= Record set =
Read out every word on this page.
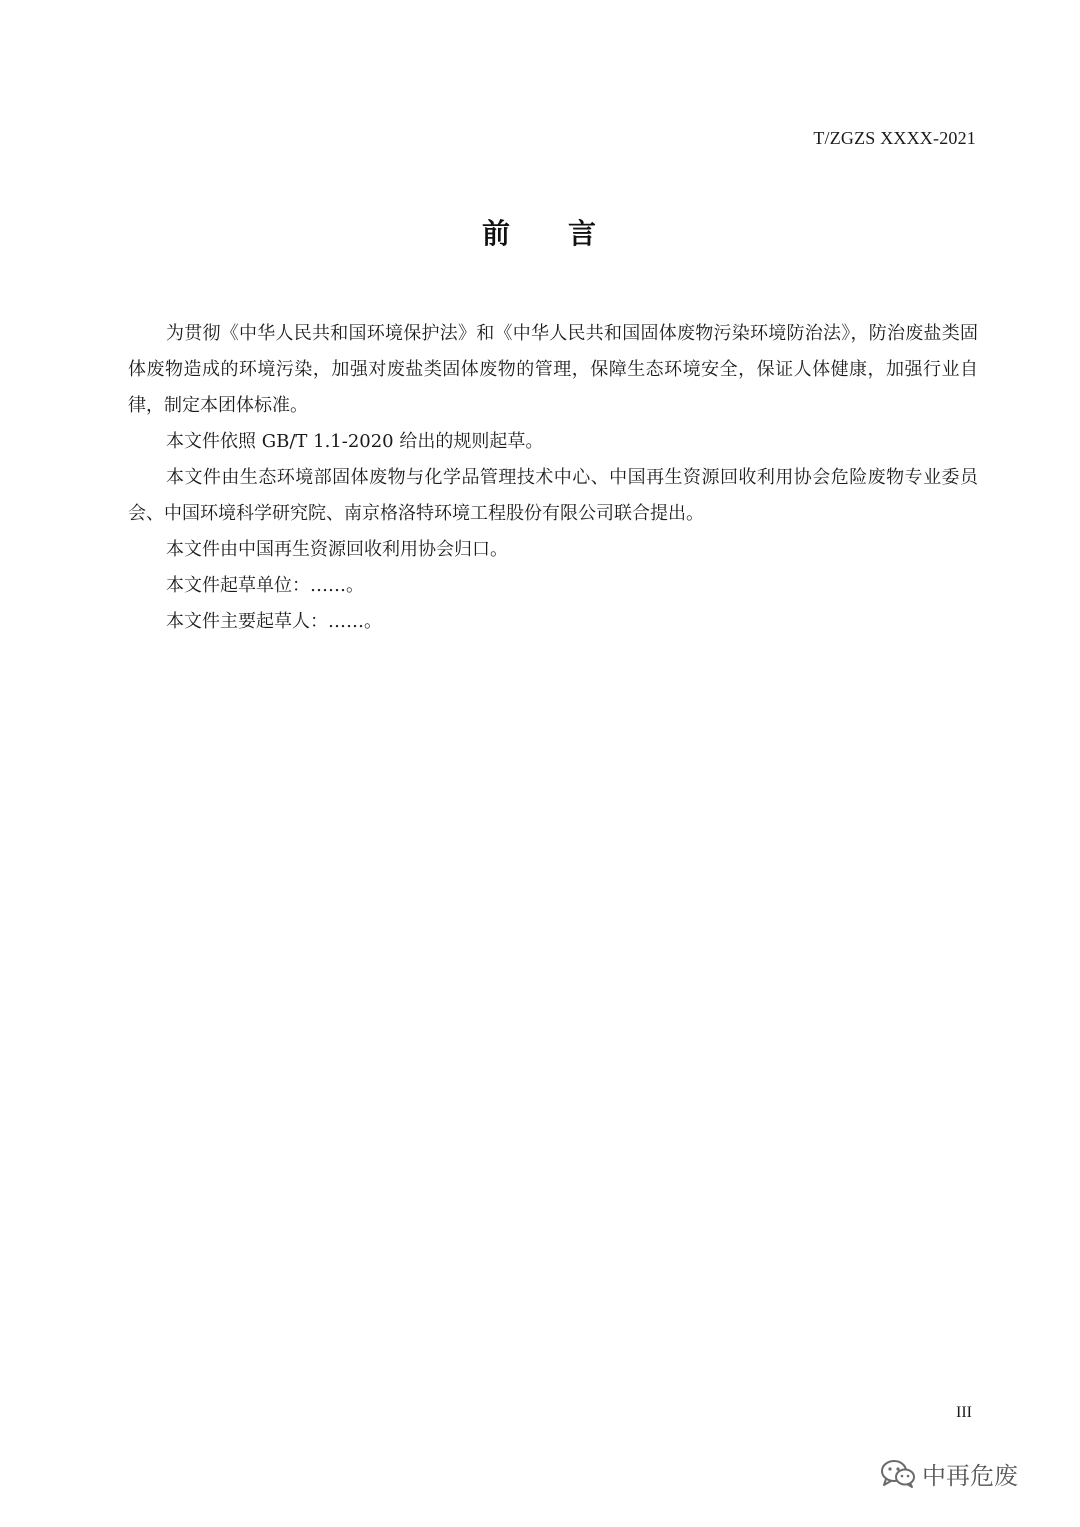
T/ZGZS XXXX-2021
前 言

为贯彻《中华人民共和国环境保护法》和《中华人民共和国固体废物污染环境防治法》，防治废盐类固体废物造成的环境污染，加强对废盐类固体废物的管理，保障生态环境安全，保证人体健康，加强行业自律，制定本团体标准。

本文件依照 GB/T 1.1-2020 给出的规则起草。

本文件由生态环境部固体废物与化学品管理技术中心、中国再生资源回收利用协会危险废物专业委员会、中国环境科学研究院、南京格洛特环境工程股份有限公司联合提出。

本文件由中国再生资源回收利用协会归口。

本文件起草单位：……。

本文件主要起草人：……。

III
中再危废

==

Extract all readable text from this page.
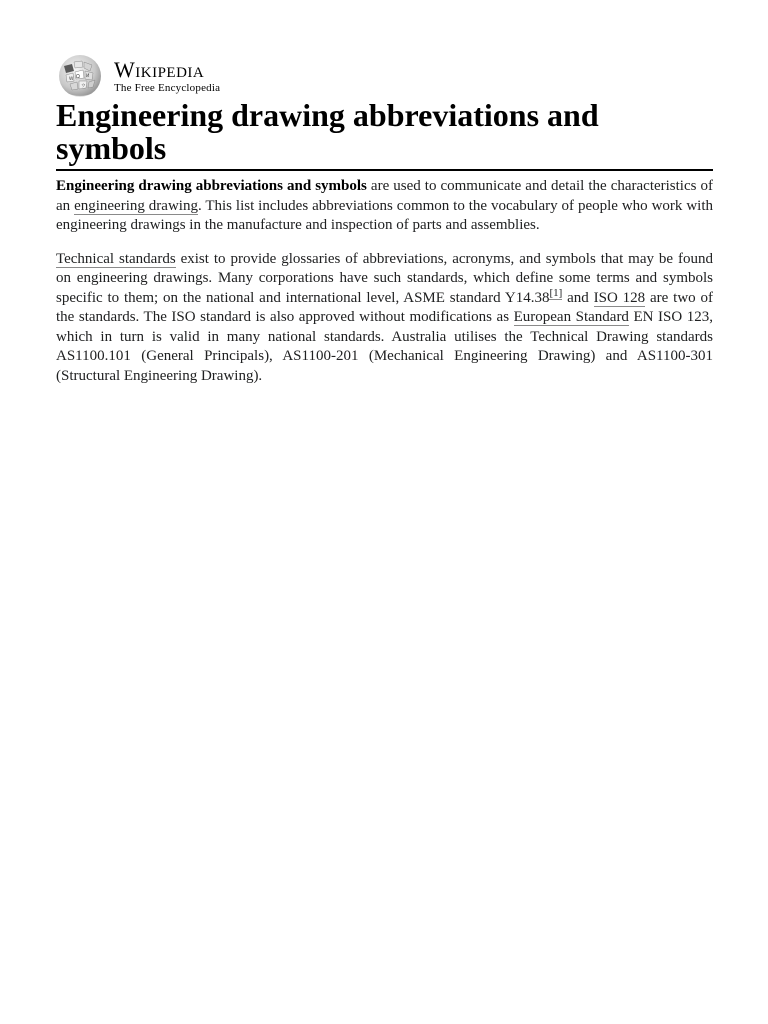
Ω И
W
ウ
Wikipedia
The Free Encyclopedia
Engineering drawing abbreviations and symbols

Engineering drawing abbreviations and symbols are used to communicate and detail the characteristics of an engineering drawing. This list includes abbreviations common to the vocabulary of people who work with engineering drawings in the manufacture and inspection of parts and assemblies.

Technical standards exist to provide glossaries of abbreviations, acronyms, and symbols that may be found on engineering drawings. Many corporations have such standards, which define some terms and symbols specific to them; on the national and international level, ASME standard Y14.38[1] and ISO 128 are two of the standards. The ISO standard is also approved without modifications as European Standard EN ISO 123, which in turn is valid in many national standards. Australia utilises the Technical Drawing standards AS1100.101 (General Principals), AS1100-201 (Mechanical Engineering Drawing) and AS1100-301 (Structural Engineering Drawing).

= What needs to be done =
Report all lines of the material that contain the word "Engineering".

= Correct output =
Engineering drawing abbreviations and symbols
Engineering drawing abbreviations and symbols are used to communicate and detail the characteristics of an engineering drawing. This list includes abbreviations common to the vocabulary of people who work with engineering drawings in the manufacture and inspection of parts and assemblies.
Technical standards exist to provide glossaries of abbreviations, acronyms, and symbols that may be found on engineering drawings. Many corporations have such standards, which define some terms and symbols specific to them; on the national and international level, ASME standard Y14.38[1] and ISO 128 are two of the standards. The ISO standard is also approved without modifications as European Standard EN ISO 123, which in turn is valid in many national standards. Australia utilises the Technical Drawing standards AS1100.101 (General Principals), AS1100-201 (Mechanical Engineering Drawing) and AS1100-301 (Structural Engineering Drawing).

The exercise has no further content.